## WHAT YOU NEED TO DO
Some lines in the listing below may include the string "Const". How many are there? Give only the number.

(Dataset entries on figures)
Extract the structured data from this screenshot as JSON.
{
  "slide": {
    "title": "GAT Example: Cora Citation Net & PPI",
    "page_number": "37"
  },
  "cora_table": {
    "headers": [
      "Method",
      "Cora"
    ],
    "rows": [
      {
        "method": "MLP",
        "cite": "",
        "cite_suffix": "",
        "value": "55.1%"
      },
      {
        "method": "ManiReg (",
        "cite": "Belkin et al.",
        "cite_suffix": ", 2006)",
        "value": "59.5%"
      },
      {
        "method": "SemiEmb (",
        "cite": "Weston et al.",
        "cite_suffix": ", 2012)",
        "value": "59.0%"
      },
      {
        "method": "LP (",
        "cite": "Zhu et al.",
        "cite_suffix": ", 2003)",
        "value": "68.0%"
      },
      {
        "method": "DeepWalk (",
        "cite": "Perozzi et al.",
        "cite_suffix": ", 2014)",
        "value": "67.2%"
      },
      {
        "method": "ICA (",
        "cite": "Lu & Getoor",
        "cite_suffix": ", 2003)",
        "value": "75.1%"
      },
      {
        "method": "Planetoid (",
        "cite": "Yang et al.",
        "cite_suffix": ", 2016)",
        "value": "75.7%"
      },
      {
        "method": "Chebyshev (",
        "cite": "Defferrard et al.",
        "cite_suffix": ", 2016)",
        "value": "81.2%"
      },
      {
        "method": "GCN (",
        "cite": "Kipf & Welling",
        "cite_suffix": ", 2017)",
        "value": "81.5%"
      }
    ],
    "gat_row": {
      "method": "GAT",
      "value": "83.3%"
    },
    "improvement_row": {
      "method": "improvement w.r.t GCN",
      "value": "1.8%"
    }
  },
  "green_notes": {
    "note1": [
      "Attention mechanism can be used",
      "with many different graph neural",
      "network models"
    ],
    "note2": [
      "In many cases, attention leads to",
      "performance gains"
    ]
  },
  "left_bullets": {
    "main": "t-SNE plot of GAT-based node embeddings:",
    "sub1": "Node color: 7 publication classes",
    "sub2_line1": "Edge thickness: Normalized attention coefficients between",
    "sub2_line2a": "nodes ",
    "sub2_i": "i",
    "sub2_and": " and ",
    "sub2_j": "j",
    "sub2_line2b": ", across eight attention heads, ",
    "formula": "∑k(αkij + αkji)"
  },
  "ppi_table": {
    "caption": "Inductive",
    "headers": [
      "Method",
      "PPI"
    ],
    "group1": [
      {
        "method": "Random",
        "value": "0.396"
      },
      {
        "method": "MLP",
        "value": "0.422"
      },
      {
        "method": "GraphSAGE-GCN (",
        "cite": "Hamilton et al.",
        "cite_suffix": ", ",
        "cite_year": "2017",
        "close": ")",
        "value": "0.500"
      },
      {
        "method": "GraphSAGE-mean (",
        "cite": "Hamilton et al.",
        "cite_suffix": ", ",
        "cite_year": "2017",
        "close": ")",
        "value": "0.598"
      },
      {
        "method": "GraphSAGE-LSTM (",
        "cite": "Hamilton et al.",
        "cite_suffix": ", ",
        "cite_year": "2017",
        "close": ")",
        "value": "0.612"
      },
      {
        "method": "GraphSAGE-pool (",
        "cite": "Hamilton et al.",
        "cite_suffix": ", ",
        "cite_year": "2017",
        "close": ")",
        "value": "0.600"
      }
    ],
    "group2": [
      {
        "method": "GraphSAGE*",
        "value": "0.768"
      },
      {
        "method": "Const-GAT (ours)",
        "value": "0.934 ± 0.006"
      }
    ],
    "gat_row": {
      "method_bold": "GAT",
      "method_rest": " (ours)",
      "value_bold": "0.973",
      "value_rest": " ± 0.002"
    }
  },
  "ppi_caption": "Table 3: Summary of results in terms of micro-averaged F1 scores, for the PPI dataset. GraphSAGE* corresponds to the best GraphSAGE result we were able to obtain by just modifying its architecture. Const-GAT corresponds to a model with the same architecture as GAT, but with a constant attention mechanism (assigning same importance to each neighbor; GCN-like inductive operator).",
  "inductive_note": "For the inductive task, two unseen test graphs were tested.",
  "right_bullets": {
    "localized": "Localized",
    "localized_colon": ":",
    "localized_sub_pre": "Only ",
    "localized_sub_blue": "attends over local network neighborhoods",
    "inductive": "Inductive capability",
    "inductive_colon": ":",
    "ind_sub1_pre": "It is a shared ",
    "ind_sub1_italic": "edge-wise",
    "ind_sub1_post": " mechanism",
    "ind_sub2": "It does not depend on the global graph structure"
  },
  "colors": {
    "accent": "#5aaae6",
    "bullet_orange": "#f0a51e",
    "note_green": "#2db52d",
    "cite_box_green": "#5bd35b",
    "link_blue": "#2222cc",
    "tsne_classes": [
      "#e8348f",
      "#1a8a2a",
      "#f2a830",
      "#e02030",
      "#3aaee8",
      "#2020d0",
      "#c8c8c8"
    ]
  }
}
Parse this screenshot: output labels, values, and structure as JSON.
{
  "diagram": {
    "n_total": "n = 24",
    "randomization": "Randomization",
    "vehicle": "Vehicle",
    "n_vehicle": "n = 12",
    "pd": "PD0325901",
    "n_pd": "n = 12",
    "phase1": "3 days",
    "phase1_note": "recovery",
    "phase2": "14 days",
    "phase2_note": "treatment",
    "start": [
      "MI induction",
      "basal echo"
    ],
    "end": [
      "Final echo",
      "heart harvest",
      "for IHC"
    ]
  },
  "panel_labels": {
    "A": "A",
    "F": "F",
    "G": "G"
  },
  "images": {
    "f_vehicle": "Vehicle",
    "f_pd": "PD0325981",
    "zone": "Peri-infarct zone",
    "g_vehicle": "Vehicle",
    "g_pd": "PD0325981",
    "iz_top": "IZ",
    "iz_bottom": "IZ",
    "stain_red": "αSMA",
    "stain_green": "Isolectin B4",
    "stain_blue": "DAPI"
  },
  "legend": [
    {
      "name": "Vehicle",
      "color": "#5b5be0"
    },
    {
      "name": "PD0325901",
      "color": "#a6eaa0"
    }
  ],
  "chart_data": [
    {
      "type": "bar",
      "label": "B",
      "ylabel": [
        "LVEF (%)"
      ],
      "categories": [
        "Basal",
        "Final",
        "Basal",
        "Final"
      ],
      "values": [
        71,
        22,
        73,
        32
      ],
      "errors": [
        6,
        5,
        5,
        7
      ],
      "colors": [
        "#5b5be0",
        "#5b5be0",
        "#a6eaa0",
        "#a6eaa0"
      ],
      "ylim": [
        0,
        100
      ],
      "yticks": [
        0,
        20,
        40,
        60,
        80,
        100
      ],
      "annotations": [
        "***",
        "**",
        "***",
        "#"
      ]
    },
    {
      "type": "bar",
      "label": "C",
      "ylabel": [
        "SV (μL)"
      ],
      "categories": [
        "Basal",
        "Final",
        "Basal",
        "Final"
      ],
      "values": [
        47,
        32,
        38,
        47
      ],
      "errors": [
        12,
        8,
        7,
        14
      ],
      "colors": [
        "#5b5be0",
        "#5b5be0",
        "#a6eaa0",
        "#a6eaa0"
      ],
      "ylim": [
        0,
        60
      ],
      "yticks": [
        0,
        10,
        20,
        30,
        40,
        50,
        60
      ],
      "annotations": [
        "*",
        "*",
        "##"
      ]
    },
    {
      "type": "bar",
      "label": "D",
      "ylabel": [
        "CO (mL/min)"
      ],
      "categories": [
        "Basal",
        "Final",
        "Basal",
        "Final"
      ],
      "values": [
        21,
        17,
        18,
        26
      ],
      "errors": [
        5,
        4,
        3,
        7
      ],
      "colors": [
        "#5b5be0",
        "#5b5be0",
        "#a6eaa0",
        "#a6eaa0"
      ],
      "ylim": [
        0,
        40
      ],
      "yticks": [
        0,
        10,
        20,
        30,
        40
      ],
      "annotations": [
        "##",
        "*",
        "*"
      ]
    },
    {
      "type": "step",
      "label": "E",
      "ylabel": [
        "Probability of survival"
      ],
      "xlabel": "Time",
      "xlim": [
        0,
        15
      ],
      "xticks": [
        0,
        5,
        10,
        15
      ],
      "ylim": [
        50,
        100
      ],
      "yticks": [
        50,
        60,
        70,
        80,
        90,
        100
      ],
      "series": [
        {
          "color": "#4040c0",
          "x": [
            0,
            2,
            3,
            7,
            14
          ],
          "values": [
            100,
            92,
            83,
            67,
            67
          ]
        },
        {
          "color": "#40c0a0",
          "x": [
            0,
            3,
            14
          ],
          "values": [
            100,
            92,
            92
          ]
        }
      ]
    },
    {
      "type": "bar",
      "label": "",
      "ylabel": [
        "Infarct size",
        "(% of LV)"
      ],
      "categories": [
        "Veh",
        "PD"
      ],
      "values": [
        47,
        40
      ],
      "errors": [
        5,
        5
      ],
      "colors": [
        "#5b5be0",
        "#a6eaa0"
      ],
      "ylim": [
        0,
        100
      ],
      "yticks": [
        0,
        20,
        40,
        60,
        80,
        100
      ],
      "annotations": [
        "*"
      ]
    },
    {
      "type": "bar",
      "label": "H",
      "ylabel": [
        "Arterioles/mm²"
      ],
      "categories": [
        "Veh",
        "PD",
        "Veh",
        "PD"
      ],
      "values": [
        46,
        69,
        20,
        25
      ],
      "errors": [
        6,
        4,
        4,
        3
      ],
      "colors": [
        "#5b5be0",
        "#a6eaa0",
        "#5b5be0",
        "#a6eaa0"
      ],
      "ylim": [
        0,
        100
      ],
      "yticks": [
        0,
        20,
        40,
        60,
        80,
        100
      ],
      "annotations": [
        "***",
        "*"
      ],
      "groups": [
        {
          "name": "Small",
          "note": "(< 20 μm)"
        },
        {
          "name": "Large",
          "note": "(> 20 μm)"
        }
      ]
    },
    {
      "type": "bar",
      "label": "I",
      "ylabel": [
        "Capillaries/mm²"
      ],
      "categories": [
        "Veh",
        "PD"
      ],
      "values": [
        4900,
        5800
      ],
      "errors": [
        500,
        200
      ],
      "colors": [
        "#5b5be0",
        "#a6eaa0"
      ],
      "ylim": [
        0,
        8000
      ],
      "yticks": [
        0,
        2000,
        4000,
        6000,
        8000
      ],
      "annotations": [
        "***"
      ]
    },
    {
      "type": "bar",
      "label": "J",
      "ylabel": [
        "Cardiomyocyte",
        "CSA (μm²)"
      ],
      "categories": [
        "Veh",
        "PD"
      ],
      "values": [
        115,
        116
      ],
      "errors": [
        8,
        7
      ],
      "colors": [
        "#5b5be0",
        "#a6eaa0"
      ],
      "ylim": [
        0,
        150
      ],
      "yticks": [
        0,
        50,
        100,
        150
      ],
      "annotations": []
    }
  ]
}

## SOLUTION TO THE EXERCISE
2